» **Provided material**:

○ ○ ○

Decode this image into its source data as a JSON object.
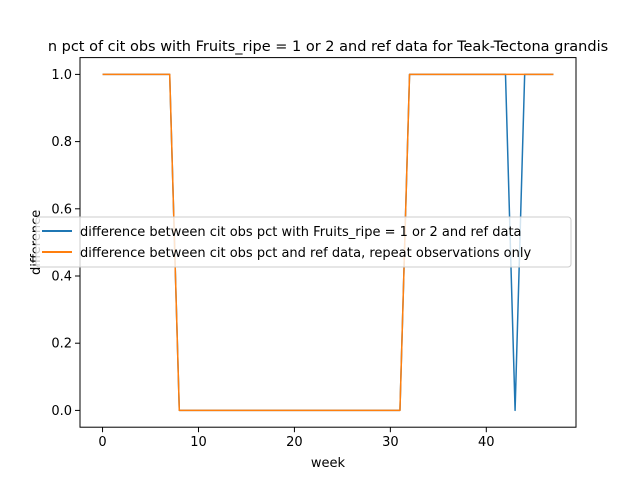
{
  "chart_data": {
    "type": "line",
    "title": "n pct of cit obs with Fruits_ripe = 1 or 2 and ref data for Teak-Tectona grandis",
    "xlabel": "week",
    "ylabel": "difference",
    "xlim": [
      -2.35,
      49.35
    ],
    "ylim": [
      -0.05,
      1.05
    ],
    "xticks": [
      0,
      10,
      20,
      30,
      40
    ],
    "yticks": [
      0.0,
      0.2,
      0.4,
      0.6,
      0.8,
      1.0
    ],
    "xtick_labels": [
      "0",
      "10",
      "20",
      "30",
      "40"
    ],
    "ytick_labels": [
      "0.0",
      "0.2",
      "0.4",
      "0.6",
      "0.8",
      "1.0"
    ],
    "grid": false,
    "legend_position": "center-left",
    "series": [
      {
        "name": "difference between cit obs pct with Fruits_ripe = 1 or 2 and ref data",
        "color": "#1f77b4",
        "x": [
          0,
          1,
          2,
          3,
          4,
          5,
          6,
          7,
          8,
          9,
          10,
          11,
          12,
          13,
          14,
          15,
          16,
          17,
          18,
          19,
          20,
          21,
          22,
          23,
          24,
          25,
          26,
          27,
          28,
          29,
          30,
          31,
          32,
          33,
          34,
          35,
          36,
          37,
          38,
          39,
          40,
          41,
          42,
          43,
          44,
          45,
          46,
          47
        ],
        "y": [
          1,
          1,
          1,
          1,
          1,
          1,
          1,
          1,
          0,
          0,
          0,
          0,
          0,
          0,
          0,
          0,
          0,
          0,
          0,
          0,
          0,
          0,
          0,
          0,
          0,
          0,
          0,
          0,
          0,
          0,
          0,
          0,
          1,
          1,
          1,
          1,
          1,
          1,
          1,
          1,
          1,
          1,
          1,
          0,
          1,
          1,
          1,
          1
        ]
      },
      {
        "name": "difference between cit obs pct and ref data, repeat observations only",
        "color": "#ff7f0e",
        "x": [
          0,
          1,
          2,
          3,
          4,
          5,
          6,
          7,
          8,
          9,
          10,
          11,
          12,
          13,
          14,
          15,
          16,
          17,
          18,
          19,
          20,
          21,
          22,
          23,
          24,
          25,
          26,
          27,
          28,
          29,
          30,
          31,
          32,
          33,
          34,
          35,
          36,
          37,
          38,
          39,
          40,
          41,
          42,
          43,
          44,
          45,
          46,
          47
        ],
        "y": [
          1,
          1,
          1,
          1,
          1,
          1,
          1,
          1,
          0,
          0,
          0,
          0,
          0,
          0,
          0,
          0,
          0,
          0,
          0,
          0,
          0,
          0,
          0,
          0,
          0,
          0,
          0,
          0,
          0,
          0,
          0,
          0,
          1,
          1,
          1,
          1,
          1,
          1,
          1,
          1,
          1,
          1,
          1,
          1,
          1,
          1,
          1,
          1
        ]
      }
    ]
  }
}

○ ○ ○

» **To be done**: Output all of the records exactly as they appear above, but not the pictures.

» **Result of the exercise**:
Decode this image into its source data as a JSON object.
{
  "chart_data": {
    "type": "line",
    "title": "n pct of cit obs with Fruits_ripe = 1 or 2 and ref data for Teak-Tectona grandis",
    "xlabel": "week",
    "ylabel": "difference",
    "xlim": [
      -2.35,
      49.35
    ],
    "ylim": [
      -0.05,
      1.05
    ],
    "xticks": [
      0,
      10,
      20,
      30,
      40
    ],
    "yticks": [
      0.0,
      0.2,
      0.4,
      0.6,
      0.8,
      1.0
    ],
    "xtick_labels": [
      "0",
      "10",
      "20",
      "30",
      "40"
    ],
    "ytick_labels": [
      "0.0",
      "0.2",
      "0.4",
      "0.6",
      "0.8",
      "1.0"
    ],
    "grid": false,
    "legend_position": "center-left",
    "series": [
      {
        "name": "difference between cit obs pct with Fruits_ripe = 1 or 2 and ref data",
        "color": "#1f77b4",
        "x": [
          0,
          1,
          2,
          3,
          4,
          5,
          6,
          7,
          8,
          9,
          10,
          11,
          12,
          13,
          14,
          15,
          16,
          17,
          18,
          19,
          20,
          21,
          22,
          23,
          24,
          25,
          26,
          27,
          28,
          29,
          30,
          31,
          32,
          33,
          34,
          35,
          36,
          37,
          38,
          39,
          40,
          41,
          42,
          43,
          44,
          45,
          46,
          47
        ],
        "y": [
          1,
          1,
          1,
          1,
          1,
          1,
          1,
          1,
          0,
          0,
          0,
          0,
          0,
          0,
          0,
          0,
          0,
          0,
          0,
          0,
          0,
          0,
          0,
          0,
          0,
          0,
          0,
          0,
          0,
          0,
          0,
          0,
          1,
          1,
          1,
          1,
          1,
          1,
          1,
          1,
          1,
          1,
          1,
          0,
          1,
          1,
          1,
          1
        ]
      },
      {
        "name": "difference between cit obs pct and ref data, repeat observations only",
        "color": "#ff7f0e",
        "x": [
          0,
          1,
          2,
          3,
          4,
          5,
          6,
          7,
          8,
          9,
          10,
          11,
          12,
          13,
          14,
          15,
          16,
          17,
          18,
          19,
          20,
          21,
          22,
          23,
          24,
          25,
          26,
          27,
          28,
          29,
          30,
          31,
          32,
          33,
          34,
          35,
          36,
          37,
          38,
          39,
          40,
          41,
          42,
          43,
          44,
          45,
          46,
          47
        ],
        "y": [
          1,
          1,
          1,
          1,
          1,
          1,
          1,
          1,
          0,
          0,
          0,
          0,
          0,
          0,
          0,
          0,
          0,
          0,
          0,
          0,
          0,
          0,
          0,
          0,
          0,
          0,
          0,
          0,
          0,
          0,
          0,
          0,
          1,
          1,
          1,
          1,
          1,
          1,
          1,
          1,
          1,
          1,
          1,
          1,
          1,
          1,
          1,
          1
        ]
      }
    ]
  }
}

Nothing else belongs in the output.